*The problem*. Check each line for the word "option" and report how many have it. Give nothing else.

*Recorded information*.
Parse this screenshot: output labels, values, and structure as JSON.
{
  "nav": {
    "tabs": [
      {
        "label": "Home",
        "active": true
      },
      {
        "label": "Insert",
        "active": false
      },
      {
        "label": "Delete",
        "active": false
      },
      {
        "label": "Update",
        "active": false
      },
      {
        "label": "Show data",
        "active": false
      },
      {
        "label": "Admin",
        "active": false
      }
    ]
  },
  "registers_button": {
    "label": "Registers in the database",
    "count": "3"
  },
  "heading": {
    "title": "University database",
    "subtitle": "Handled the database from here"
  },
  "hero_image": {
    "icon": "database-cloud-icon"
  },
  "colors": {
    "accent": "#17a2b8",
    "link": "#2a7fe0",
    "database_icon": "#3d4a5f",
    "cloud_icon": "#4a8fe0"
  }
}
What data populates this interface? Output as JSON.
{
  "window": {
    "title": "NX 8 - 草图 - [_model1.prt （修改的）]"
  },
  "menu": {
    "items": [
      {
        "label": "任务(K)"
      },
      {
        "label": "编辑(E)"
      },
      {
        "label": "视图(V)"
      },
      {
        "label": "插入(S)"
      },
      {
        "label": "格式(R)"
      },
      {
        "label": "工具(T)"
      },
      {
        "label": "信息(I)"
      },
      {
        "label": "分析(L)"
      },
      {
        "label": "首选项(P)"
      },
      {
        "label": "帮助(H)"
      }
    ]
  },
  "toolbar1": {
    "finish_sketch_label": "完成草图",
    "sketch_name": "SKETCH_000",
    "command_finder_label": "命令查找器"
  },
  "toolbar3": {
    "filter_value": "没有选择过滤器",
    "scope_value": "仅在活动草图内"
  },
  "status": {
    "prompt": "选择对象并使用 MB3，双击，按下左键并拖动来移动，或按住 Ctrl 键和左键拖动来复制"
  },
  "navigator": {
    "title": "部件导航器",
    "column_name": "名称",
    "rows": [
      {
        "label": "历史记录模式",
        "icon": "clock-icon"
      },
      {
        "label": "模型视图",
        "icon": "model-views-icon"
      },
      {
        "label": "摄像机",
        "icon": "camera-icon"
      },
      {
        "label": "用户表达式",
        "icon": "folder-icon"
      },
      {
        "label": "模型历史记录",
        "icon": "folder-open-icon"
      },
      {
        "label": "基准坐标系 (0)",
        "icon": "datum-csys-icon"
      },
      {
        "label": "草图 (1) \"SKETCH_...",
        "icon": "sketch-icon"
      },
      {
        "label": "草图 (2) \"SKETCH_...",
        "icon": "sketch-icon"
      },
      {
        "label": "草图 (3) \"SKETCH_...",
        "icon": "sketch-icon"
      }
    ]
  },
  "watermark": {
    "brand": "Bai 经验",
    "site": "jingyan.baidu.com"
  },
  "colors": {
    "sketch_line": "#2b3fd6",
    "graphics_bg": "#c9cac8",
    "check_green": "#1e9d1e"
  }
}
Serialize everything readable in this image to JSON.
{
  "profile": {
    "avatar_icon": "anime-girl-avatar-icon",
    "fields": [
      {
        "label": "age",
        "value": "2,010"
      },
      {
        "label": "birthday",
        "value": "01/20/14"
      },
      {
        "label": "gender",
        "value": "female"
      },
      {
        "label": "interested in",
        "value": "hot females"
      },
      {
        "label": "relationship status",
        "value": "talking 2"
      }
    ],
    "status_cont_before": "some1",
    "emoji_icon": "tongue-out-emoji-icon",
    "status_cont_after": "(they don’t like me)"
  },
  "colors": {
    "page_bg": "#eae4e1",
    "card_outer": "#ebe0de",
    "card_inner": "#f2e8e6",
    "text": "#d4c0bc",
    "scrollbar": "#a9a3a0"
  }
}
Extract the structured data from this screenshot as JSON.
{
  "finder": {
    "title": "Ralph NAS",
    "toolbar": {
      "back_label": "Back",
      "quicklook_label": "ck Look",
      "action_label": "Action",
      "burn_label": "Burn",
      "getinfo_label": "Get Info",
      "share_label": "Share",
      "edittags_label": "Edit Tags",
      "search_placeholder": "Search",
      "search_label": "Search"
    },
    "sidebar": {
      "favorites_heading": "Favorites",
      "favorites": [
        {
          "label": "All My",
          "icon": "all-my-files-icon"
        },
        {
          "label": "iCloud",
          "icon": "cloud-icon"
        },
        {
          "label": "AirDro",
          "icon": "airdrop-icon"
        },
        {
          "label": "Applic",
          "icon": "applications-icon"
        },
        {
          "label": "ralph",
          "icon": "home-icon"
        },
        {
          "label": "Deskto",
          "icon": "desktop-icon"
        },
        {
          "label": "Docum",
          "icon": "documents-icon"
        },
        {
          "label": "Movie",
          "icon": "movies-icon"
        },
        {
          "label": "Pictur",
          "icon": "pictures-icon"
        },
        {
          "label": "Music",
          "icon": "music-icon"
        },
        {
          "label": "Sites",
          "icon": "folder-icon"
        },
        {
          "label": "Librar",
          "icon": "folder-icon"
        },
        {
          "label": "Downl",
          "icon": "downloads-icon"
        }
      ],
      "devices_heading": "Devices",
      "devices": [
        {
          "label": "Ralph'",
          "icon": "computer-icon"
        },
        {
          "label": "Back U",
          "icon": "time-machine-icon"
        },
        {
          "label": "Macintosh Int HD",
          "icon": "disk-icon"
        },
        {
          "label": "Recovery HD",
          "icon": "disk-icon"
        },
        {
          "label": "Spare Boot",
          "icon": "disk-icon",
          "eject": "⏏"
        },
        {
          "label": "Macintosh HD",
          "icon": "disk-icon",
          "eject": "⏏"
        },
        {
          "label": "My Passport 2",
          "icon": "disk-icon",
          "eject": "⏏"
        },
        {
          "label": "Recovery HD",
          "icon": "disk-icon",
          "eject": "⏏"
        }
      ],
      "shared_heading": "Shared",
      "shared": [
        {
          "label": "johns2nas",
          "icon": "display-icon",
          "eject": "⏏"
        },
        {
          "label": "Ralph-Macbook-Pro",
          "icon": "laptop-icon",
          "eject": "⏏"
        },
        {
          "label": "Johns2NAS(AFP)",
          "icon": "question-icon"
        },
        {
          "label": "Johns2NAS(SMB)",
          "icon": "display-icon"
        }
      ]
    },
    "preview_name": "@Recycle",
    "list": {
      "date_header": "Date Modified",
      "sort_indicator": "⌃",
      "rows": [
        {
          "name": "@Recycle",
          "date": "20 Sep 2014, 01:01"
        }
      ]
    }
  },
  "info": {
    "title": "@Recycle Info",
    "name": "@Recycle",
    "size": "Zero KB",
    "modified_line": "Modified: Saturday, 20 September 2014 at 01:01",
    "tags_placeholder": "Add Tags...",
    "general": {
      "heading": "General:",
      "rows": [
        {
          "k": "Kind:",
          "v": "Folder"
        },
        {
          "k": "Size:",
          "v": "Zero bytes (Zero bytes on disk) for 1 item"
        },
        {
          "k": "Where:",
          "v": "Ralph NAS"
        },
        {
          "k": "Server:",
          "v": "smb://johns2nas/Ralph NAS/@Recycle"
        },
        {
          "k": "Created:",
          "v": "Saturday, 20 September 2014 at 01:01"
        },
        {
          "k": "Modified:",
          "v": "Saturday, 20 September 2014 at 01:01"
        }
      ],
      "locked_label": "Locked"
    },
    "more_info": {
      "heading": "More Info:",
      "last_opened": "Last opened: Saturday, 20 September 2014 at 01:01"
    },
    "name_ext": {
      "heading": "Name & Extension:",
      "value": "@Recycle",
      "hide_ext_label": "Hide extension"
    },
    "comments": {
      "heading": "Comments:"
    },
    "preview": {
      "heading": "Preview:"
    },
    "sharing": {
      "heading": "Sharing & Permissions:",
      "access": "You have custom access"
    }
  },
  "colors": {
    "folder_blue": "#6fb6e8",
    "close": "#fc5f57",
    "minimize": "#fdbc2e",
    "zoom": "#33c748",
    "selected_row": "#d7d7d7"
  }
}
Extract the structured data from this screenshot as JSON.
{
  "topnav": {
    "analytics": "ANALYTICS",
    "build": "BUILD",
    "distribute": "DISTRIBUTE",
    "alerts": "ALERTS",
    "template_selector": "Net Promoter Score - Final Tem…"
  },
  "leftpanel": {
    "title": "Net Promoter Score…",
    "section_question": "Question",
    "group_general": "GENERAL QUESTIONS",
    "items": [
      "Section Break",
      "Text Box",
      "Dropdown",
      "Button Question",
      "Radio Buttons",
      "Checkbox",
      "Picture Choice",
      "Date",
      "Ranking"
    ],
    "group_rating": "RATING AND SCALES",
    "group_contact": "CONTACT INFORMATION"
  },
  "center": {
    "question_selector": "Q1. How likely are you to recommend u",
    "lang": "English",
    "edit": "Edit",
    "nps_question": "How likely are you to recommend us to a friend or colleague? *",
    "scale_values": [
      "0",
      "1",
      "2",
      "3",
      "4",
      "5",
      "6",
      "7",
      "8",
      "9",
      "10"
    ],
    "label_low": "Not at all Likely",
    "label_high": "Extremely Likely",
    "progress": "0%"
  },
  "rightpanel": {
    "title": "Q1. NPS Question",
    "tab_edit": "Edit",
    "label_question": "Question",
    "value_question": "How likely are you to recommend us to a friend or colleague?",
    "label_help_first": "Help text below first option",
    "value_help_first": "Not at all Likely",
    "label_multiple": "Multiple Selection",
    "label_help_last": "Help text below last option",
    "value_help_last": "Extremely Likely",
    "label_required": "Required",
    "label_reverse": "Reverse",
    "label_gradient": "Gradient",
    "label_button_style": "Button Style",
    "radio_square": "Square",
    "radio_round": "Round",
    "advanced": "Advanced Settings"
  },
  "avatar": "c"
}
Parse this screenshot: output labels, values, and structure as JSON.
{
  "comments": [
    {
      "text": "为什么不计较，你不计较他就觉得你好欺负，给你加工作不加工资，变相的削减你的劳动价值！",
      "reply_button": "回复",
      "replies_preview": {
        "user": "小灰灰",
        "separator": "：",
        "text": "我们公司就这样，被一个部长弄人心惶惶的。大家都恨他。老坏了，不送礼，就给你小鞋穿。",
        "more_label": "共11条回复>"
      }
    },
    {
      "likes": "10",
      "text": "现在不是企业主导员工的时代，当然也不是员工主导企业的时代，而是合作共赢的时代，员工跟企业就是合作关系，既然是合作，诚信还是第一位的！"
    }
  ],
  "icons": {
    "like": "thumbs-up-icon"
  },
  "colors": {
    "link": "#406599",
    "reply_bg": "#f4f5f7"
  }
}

*Task result*. 2